> **KURZE AUFGABE 1**
Ändere bitte in den Datensätzen von der ersten Zeile bis zur Zeile mit „state-label-nm: NM (345, 456, 359, 466)“ jedes „state-label“ in „label“ und gib diese Zeilen sonst unverändert wieder.

> **AUSWAHL**
==========
Es ist auch wichtig, dass der betreffende Antragsteller vor Einbringung des schriftlichen Antrags seine Beschwerdepunkte zuerst der Geschäftsführung zur Kenntnis gebracht hat. Ansonsten würde man die Geschäftsführung der Gesellschaft durch dieses (für das Unternehmen sehr einschneidende) Untersuchungsverfahren überfallen. Zwischen der Benachrichtigung über die Beschwerdepunkte und der Einleitung des Untersuchungsverfahrens darf in den Niederlanden kein langer Zeitraum verstreichen. Aber der Zeitraum zwischen der Benachrichtigung über die Beschwerdepunkte und dem Verfahren muss lang genug sein, damit die Beschwerdepunkte behoben werden können.
Das Urteil Missmanagement wird erst gefällt, nachdem die Unternehmenskammer einen Prüfer beauftragt hat. Dieser Prüfer wird von der Unternehmenskammer beauftragt, weil Zweifel an der Geschäftsführung der Gesellschaft bestehen. Nachdem der Prüfer seinen Bericht erstellt und vorgelegt hat – was sich bei großen Verfahren über Jahre zieht – spricht die Unternehmenskammer ihr Endurteil aus, wenn der Antrag auf Feststellung von Missmanagement (und Ergreifung eventueller Maßnahmen) innerhalb von zwei Monaten nach der Vorlage gestellt wird. Dies wird die „zweite Phase” des Untersuchungsverfahrens genannt. Bei dem niederländischen Unternehmen Meavita wurde die Vermutung bezüglich des Missmanagements schließlich bestätigt.
==========
> **KURZE AUFGABE 2**
Stimmen die Aussagen (a), (b) und (c) mit dem Text über das Untersuchungsverfahren überein? Antworte jeweils mit Ja oder Nein und zitiere die entscheidenden Worte des Textes.
(a) Der Prüfer wird von der Unternehmenskammer beauftragt.
(b) Zwischen der Benachrichtigung über die Beschwerdepunkte und der Einleitung des Verfahrens darf in den Niederlanden ein langer Zeitraum liegen.
(c) Bei Meavita wurde die Vermutung des Missmanagements widerlegt.

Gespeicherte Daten
==========
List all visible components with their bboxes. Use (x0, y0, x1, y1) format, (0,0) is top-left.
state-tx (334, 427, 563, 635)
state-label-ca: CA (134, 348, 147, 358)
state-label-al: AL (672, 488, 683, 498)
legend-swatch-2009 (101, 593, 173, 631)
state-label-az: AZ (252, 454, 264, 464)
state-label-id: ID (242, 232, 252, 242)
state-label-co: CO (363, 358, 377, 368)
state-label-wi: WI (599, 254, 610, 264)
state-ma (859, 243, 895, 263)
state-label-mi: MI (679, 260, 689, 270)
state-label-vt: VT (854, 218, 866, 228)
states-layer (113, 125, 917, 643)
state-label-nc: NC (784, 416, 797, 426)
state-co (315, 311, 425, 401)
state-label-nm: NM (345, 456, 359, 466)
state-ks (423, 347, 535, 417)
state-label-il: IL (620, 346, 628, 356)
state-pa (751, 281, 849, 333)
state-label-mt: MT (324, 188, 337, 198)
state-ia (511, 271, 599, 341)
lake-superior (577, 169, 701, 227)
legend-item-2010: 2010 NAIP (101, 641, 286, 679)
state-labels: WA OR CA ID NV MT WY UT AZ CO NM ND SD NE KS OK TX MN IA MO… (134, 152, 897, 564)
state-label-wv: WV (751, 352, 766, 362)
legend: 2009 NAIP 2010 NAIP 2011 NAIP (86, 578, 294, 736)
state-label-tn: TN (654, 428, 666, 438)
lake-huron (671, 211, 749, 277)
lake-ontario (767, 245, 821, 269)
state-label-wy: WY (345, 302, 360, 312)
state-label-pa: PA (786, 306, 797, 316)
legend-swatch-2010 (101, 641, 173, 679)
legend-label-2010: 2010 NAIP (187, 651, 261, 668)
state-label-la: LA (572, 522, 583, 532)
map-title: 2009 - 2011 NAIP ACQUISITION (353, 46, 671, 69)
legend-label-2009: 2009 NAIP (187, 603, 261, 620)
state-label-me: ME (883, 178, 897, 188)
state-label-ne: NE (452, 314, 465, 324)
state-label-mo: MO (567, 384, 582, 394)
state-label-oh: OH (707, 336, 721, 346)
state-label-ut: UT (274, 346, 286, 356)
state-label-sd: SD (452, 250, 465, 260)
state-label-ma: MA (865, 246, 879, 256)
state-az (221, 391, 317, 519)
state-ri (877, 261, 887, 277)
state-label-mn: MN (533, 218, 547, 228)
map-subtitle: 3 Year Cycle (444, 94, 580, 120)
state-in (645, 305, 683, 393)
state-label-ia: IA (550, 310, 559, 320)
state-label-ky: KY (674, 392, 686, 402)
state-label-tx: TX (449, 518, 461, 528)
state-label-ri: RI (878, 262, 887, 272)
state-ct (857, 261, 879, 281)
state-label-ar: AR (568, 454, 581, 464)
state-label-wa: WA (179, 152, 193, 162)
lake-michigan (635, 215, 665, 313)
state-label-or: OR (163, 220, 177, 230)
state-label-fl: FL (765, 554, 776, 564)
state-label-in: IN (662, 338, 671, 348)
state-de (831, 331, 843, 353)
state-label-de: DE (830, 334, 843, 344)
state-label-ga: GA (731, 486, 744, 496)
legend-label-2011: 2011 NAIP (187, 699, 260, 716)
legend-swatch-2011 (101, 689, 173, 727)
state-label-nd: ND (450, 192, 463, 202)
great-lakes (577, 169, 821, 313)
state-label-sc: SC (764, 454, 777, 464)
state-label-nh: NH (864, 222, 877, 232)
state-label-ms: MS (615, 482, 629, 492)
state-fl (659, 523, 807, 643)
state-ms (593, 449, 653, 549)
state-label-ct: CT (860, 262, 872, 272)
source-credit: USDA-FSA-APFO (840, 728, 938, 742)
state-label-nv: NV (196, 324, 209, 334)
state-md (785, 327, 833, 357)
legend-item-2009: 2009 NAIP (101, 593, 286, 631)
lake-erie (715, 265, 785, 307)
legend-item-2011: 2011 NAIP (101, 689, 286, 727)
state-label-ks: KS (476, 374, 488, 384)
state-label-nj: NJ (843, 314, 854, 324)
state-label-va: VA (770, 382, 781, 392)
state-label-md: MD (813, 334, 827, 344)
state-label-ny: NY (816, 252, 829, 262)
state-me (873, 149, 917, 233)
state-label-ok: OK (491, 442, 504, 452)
==========
> **ERWARTETE AUSGABE 1**
List all visible components with their bboxes. Use (x0, y0, x1, y1) format, (0,0) is top-left.
state-tx (334, 427, 563, 635)
label-ca: CA (134, 348, 147, 358)
label-al: AL (672, 488, 683, 498)
legend-swatch-2009 (101, 593, 173, 631)
label-az: AZ (252, 454, 264, 464)
label-id: ID (242, 232, 252, 242)
label-co: CO (363, 358, 377, 368)
label-wi: WI (599, 254, 610, 264)
state-ma (859, 243, 895, 263)
label-mi: MI (679, 260, 689, 270)
label-vt: VT (854, 218, 866, 228)
states-layer (113, 125, 917, 643)
label-nc: NC (784, 416, 797, 426)
state-co (315, 311, 425, 401)
label-nm: NM (345, 456, 359, 466)

> **ERWARTETE AUSGABE 2**
(a) Ja: „Dieser Prüfer wird von der Unternehmenskammer beauftragt“
(b) Nein: „darf in den Niederlanden kein langer Zeitraum verstreichen“
(c) Nein: „wurde die Vermutung bezüglich des Missmanagements schließlich bestätigt“